Dataset records:
◆ ◆ ◆ ◆ ◆ ◆ ◆

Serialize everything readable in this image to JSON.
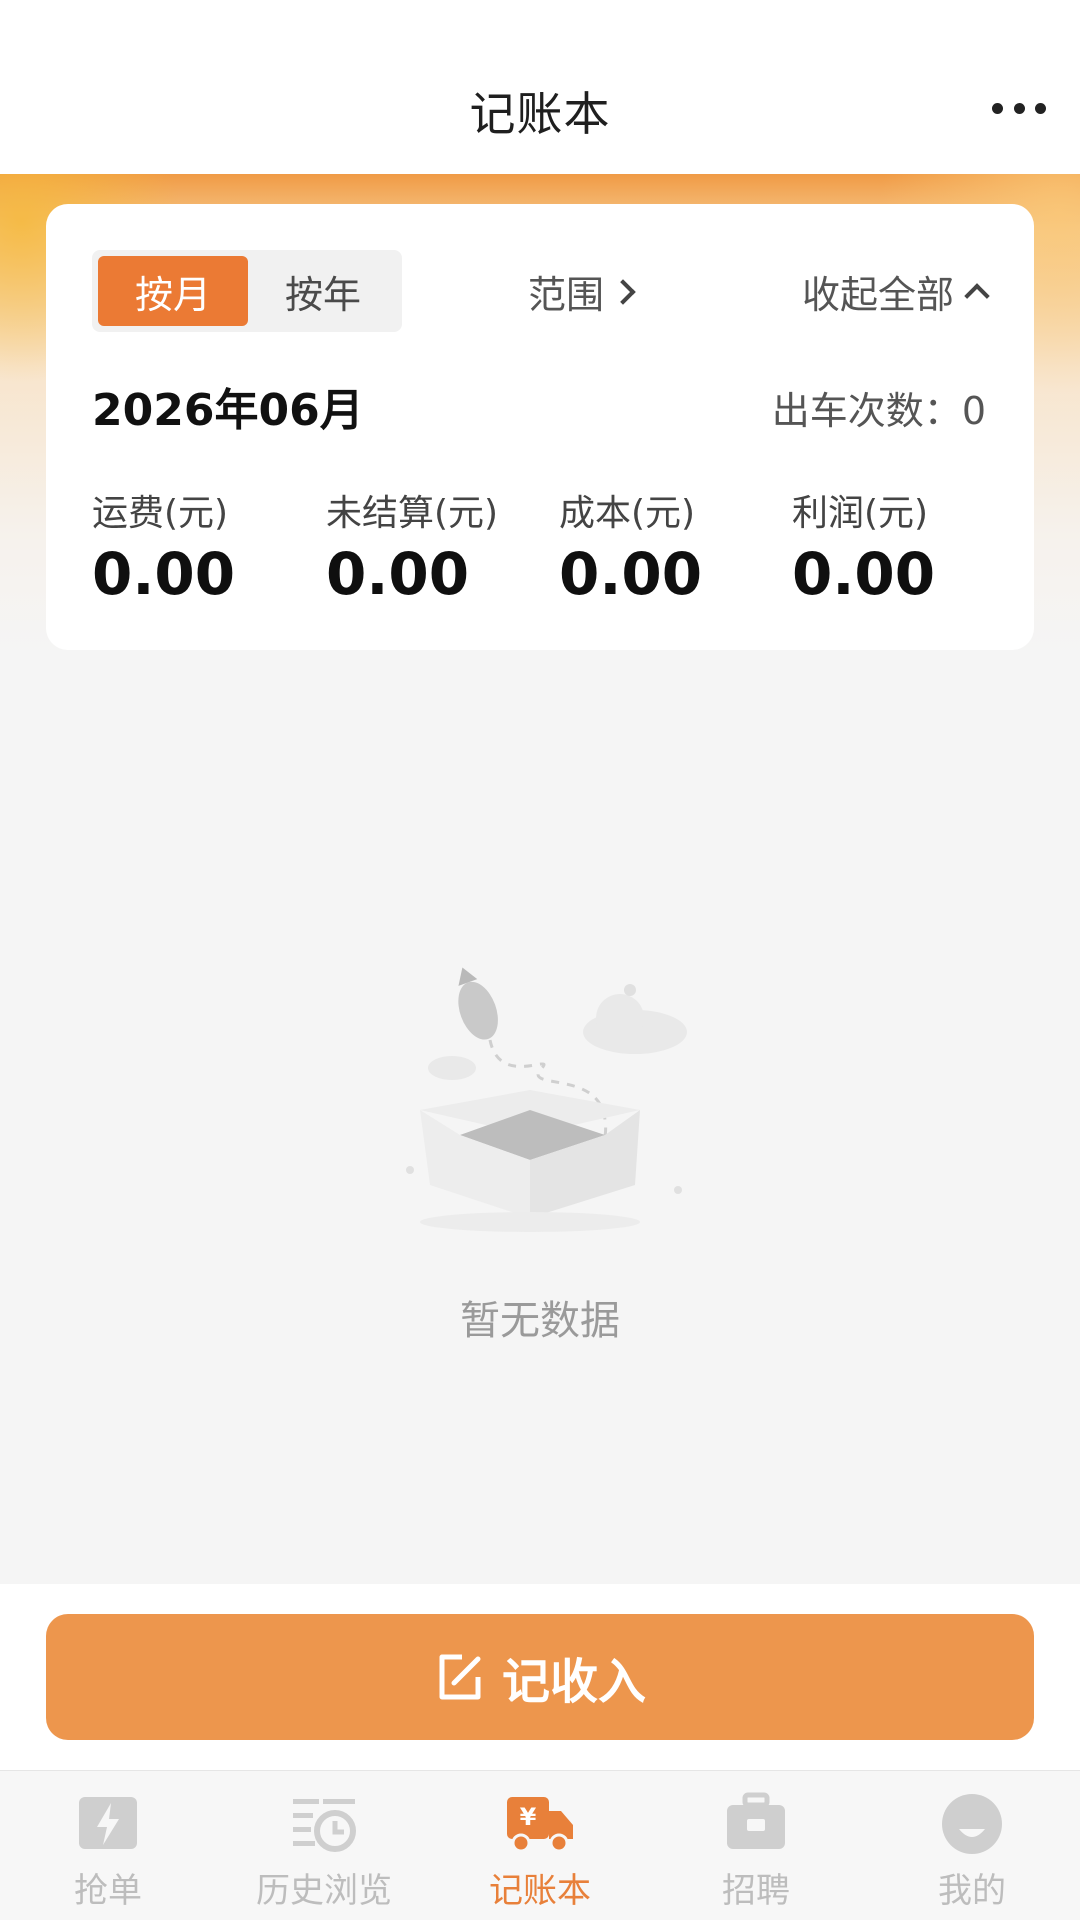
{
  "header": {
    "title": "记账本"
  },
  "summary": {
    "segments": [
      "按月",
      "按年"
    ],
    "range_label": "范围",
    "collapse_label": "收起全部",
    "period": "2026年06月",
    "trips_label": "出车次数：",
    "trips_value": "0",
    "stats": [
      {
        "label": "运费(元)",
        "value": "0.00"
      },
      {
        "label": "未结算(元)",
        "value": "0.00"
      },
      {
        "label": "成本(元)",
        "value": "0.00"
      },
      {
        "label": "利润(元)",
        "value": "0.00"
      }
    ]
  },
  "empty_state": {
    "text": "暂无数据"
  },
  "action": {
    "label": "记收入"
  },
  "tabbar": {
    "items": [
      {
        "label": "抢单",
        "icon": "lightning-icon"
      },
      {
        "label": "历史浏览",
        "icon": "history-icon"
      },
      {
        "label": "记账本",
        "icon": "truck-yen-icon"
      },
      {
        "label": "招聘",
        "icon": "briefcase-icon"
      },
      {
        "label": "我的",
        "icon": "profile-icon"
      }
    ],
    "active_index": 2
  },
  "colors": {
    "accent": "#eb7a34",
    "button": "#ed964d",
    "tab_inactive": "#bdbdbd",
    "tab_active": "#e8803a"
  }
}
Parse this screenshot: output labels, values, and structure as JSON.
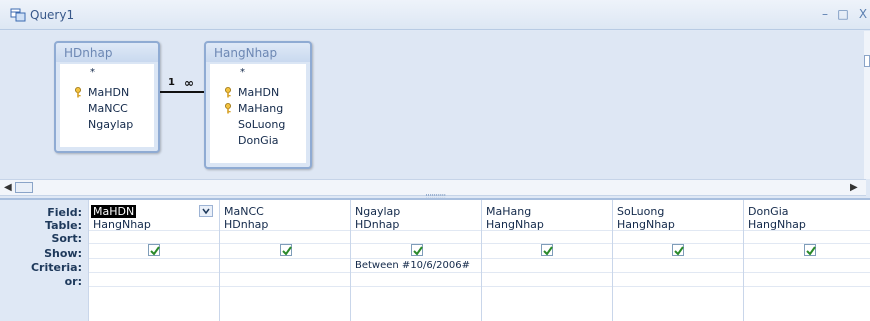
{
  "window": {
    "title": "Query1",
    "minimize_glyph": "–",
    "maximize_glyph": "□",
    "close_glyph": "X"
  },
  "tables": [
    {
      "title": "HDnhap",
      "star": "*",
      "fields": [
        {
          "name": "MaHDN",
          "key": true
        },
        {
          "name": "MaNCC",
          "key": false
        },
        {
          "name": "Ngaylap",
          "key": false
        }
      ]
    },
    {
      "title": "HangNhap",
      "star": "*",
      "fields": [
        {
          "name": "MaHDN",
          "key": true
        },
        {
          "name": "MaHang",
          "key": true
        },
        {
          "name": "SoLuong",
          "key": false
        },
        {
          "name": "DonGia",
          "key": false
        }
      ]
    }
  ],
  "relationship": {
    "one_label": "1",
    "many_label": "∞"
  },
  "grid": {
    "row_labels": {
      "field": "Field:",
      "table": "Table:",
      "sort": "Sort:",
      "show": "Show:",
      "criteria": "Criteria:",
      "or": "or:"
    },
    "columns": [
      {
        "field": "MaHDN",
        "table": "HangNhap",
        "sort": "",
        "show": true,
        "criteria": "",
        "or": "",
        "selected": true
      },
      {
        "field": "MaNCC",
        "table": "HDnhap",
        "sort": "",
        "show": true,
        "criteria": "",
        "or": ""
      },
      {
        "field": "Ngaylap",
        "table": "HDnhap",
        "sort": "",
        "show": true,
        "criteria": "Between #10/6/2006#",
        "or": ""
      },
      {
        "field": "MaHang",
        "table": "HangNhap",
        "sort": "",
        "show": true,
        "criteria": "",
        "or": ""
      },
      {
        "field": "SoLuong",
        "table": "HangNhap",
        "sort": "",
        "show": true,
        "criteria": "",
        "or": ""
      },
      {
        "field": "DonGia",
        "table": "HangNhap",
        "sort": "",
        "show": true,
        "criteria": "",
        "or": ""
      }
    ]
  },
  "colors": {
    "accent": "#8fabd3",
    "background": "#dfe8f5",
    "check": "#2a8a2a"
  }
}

◆ ◆ ◆ ◆ ◆ ◆ ◆

■ Written request ■
Isolate each line of the listing above that includes "icon". Copy it.

■ The response ■
        "icon": "lightning-icon"
        "icon": "history-icon"
        "icon": "truck-yen-icon"
        "icon": "briefcase-icon"
        "icon": "profile-icon"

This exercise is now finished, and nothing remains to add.